Data extracted from a collection
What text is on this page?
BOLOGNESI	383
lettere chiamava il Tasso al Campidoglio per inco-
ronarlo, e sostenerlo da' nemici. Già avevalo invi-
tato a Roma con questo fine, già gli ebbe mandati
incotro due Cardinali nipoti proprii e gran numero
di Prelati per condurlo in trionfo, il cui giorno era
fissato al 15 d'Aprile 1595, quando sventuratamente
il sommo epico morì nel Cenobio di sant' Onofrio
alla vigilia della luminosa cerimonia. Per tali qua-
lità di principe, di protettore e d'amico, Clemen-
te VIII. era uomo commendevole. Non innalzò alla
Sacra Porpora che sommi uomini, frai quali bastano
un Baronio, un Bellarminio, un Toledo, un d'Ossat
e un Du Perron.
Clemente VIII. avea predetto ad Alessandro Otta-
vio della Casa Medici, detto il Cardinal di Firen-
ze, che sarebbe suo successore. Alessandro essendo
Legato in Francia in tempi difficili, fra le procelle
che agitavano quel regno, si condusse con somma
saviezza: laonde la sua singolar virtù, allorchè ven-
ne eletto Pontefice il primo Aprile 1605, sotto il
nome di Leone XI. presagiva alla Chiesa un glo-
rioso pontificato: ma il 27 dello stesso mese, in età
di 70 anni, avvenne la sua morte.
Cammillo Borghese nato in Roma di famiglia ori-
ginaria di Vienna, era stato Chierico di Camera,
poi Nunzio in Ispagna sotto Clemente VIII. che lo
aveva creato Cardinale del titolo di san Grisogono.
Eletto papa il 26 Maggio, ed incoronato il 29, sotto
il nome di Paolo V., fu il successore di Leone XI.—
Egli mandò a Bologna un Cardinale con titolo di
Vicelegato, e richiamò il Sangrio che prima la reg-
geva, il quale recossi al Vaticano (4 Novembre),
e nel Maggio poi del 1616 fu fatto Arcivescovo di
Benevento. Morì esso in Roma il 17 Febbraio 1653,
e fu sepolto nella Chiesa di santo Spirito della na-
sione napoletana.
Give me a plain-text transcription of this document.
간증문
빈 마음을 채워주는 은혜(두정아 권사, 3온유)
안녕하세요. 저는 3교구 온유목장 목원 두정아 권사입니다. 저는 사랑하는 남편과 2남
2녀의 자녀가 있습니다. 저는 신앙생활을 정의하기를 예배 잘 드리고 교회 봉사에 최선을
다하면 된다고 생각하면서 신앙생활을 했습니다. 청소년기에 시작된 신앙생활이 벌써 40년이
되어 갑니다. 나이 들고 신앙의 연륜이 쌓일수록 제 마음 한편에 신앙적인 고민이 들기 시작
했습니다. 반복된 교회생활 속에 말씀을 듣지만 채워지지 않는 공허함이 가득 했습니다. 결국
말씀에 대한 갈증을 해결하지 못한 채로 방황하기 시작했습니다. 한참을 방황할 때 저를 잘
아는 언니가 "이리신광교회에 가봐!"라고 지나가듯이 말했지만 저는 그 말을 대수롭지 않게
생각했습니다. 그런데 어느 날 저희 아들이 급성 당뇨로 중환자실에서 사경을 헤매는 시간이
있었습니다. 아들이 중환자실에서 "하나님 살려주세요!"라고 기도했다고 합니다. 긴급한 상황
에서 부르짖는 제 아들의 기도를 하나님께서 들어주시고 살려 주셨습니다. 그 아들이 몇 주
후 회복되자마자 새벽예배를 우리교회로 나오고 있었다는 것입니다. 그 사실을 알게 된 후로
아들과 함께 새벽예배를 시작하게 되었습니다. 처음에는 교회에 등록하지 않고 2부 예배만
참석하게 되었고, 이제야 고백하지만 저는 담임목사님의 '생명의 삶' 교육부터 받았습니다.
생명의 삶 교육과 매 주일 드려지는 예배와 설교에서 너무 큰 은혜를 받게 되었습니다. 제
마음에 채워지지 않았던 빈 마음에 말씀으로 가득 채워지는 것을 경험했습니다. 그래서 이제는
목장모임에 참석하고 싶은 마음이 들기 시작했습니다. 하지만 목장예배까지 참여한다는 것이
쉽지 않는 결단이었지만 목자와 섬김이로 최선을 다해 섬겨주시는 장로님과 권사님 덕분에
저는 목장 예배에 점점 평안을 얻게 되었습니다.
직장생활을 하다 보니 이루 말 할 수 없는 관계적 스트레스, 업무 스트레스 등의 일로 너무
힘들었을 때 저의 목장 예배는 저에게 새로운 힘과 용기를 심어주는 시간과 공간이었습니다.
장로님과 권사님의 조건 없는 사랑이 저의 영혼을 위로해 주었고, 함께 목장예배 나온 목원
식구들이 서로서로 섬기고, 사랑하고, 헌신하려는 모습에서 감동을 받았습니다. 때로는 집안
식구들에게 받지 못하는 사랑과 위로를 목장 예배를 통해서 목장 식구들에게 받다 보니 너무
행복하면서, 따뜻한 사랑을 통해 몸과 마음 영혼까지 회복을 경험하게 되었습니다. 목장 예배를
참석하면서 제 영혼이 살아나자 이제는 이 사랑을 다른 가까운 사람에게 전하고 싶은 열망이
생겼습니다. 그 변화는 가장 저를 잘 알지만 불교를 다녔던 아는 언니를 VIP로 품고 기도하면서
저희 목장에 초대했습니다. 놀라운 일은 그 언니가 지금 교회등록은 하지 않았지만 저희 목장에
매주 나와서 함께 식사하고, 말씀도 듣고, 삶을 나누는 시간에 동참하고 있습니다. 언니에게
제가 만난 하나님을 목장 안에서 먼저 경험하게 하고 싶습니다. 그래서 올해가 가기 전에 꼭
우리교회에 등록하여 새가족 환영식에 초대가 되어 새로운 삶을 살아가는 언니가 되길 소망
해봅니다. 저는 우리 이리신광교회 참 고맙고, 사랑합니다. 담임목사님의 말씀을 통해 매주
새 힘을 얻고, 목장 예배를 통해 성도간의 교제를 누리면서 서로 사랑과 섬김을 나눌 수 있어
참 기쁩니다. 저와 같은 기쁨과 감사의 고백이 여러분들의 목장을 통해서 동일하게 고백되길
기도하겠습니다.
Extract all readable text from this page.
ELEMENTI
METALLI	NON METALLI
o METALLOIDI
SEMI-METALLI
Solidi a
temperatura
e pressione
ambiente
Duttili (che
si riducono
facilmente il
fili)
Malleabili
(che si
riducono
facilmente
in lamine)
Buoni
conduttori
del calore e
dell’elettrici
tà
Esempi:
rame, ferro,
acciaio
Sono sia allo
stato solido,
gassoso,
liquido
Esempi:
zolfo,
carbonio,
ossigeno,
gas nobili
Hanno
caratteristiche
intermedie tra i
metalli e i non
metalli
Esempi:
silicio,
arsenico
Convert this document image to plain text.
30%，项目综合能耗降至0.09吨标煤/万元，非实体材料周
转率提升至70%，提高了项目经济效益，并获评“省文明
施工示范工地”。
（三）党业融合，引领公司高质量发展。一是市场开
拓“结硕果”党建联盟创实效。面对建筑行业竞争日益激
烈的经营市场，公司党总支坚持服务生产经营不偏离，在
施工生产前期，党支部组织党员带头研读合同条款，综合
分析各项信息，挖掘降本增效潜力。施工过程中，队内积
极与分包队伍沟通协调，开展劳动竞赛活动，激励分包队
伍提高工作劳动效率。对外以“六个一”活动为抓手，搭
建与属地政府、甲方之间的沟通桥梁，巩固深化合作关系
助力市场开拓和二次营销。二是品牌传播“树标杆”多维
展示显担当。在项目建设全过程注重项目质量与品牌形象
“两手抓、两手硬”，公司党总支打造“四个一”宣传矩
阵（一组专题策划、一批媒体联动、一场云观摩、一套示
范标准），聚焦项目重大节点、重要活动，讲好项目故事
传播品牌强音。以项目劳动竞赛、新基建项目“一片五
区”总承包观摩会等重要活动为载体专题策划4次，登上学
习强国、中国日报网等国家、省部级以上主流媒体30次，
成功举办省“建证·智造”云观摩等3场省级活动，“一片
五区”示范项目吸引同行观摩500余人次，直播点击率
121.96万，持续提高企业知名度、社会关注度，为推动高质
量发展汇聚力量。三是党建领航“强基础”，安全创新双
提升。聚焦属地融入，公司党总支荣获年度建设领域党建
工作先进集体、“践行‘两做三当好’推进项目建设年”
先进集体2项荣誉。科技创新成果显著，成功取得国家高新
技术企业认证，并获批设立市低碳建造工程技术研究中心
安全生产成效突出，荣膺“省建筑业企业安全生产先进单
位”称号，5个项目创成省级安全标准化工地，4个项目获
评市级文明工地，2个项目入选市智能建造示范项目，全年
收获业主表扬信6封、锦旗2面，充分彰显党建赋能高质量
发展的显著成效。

WRITTEN EXERCISE — Where a line of the material above holds the string "중환자실에서", copy that line.

THE ANSWER —
생각했습니다. 그런데 어느 날 저희 아들이 급성 당뇨로 중환자실에서 사경을 헤매는 시간이
있었습니다. 아들이 중환자실에서 "하나님 살려주세요!"라고 기도했다고 합니다. 긴급한 상황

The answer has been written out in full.